TRECHO DA PÁGINA |
É interessante como o espírito Romântico (ou os de herdeiros contemporâneos do Romantismo) coloca sua amorosidade ao lado da mortalidade, como se a vida fosse o pêndulo entre os dois, de forma com que, se o segundo representa sua finitude, o primeiro mostra-se como sua finalidade.

Helio Flanders dá indícios de que bebeu dessa fonte diversas vezes ao longo de seu primeiro trabalho solo, em paralelo à banda com a qual ganhou reconhecimento (Vanguart) – a primeira faixa já repete o verso “Eu não vim nessa terra pra não morrer de amor”. Apesar do título Uma Temporada Fora de Mim, o que encontramos ao longo das nove faixas é um grande exercício de introspecção no que diz respeito a tratar de temas íntimos e puramente sentimentais – ou seja, aquilo que encontra no interior do ser seu habitat natural.

O “Fora de Mim” do nome parece ter a ver com os personagens assumidos pelo vocal de Helio em uma atmosfera quase teatral (sendo “temporada” também um termo frequente nesse universo). Isso pode ser mais evidente nas músicas com aspecto narrativo (como Major Luciana ou Um Grito), mas faz-se presente em vários detalhes, seja na participação de Cida Moreira em Dentro do Tempo que Eu Sou ou na interpretação descomedida do cantor.

A temática ora dramática, ora trágica encontra um clímax interessante em Romeo, parceria com Thiago Pethit que serviu como single principal no lançamento de Rock’n’Roll Sugar Darling , com o “você foi o mais perto que eu cheguei de morrer/se for pra morrer, eu vou” amarrando o conceito da obra em tame, enquanto a derradeira Cuyaba Tango explicita o ritmo argentino como uma das principais influências do álbum. São detalhes que revelam que o disco vai muito além de sua sensibilidade, mostrando-se também muito bem pensado.

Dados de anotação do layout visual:
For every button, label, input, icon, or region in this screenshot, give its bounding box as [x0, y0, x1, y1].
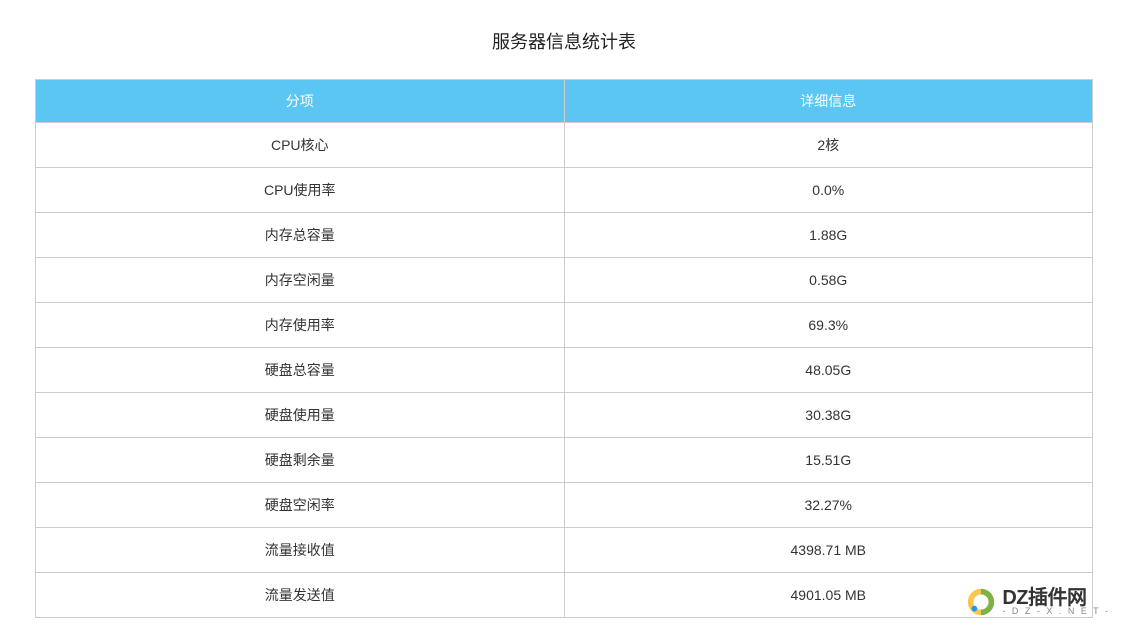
table-row: CPU使用率 0.0% — [36, 168, 1093, 213]
watermark-subtext: - D Z - X . N E T - — [1002, 607, 1110, 616]
row-value: 2核 — [564, 123, 1093, 168]
watermark-brand: DZ插件网 — [1002, 588, 1110, 608]
row-label: 流量接收值 — [36, 528, 565, 573]
row-value: 15.51G — [564, 438, 1093, 483]
table-row: 流量接收值 4398.71 MB — [36, 528, 1093, 573]
row-label: 内存空闲量 — [36, 258, 565, 303]
table-row: 内存总容量 1.88G — [36, 213, 1093, 258]
header-detail: 详细信息 — [564, 80, 1093, 123]
table-row: CPU核心 2核 — [36, 123, 1093, 168]
table-row: 内存空闲量 0.58G — [36, 258, 1093, 303]
row-value: 1.88G — [564, 213, 1093, 258]
table-row: 硬盘总容量 48.05G — [36, 348, 1093, 393]
row-label: 内存总容量 — [36, 213, 565, 258]
table-row: 硬盘空闲率 32.27% — [36, 483, 1093, 528]
table-header-row: 分项 详细信息 — [36, 80, 1093, 123]
row-value: 0.58G — [564, 258, 1093, 303]
row-value: 30.38G — [564, 393, 1093, 438]
watermark-text: DZ插件网 - D Z - X . N E T - — [1002, 588, 1110, 616]
row-value: 4398.71 MB — [564, 528, 1093, 573]
server-info-table: 分项 详细信息 CPU核心 2核 CPU使用率 0.0% 内存总容量 1.88G… — [35, 79, 1093, 618]
row-label: 硬盘使用量 — [36, 393, 565, 438]
table-row: 流量发送值 4901.05 MB — [36, 573, 1093, 618]
page-title: 服务器信息统计表 — [35, 28, 1093, 54]
page-container: 服务器信息统计表 分项 详细信息 CPU核心 2核 CPU使用率 0.0% 内存… — [0, 0, 1128, 618]
table-row: 硬盘剩余量 15.51G — [36, 438, 1093, 483]
watermark: DZ插件网 - D Z - X . N E T - — [964, 585, 1110, 619]
table-row: 内存使用率 69.3% — [36, 303, 1093, 348]
row-label: 硬盘空闲率 — [36, 483, 565, 528]
row-label: CPU使用率 — [36, 168, 565, 213]
row-label: 内存使用率 — [36, 303, 565, 348]
row-value: 48.05G — [564, 348, 1093, 393]
row-label: 流量发送值 — [36, 573, 565, 618]
row-label: CPU核心 — [36, 123, 565, 168]
row-value: 32.27% — [564, 483, 1093, 528]
logo-icon — [964, 585, 998, 619]
row-value: 69.3% — [564, 303, 1093, 348]
table-row: 硬盘使用量 30.38G — [36, 393, 1093, 438]
header-category: 分项 — [36, 80, 565, 123]
row-label: 硬盘剩余量 — [36, 438, 565, 483]
row-label: 硬盘总容量 — [36, 348, 565, 393]
row-value: 0.0% — [564, 168, 1093, 213]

DESAFIOS |
a) Liste todas as pessoas mencionadas pelo nome na resenha.
b) Reproduza fielmente o trecho da resenha que vai de "A temática ora" até "muito bem pensado.".

RESPOSTAS ESPERADAS |
a) Helio Flanders, Cida Moreira, Thiago Pethit

b)
A temática ora dramática, ora trágica encontra um clímax interessante em Romeo, parceria com Thiago Pethit que serviu como single principal no lançamento de Rock’n’Roll Sugar Darling , com o “você foi o mais perto que eu cheguei de morrer/se for pra morrer, eu vou” amarrando o conceito da obra em tame, enquanto a derradeira Cuyaba Tango explicita o ritmo argentino como uma das principais influências do álbum. São detalhes que revelam que o disco vai muito além de sua sensibilidade, mostrando-se também muito bem pensado.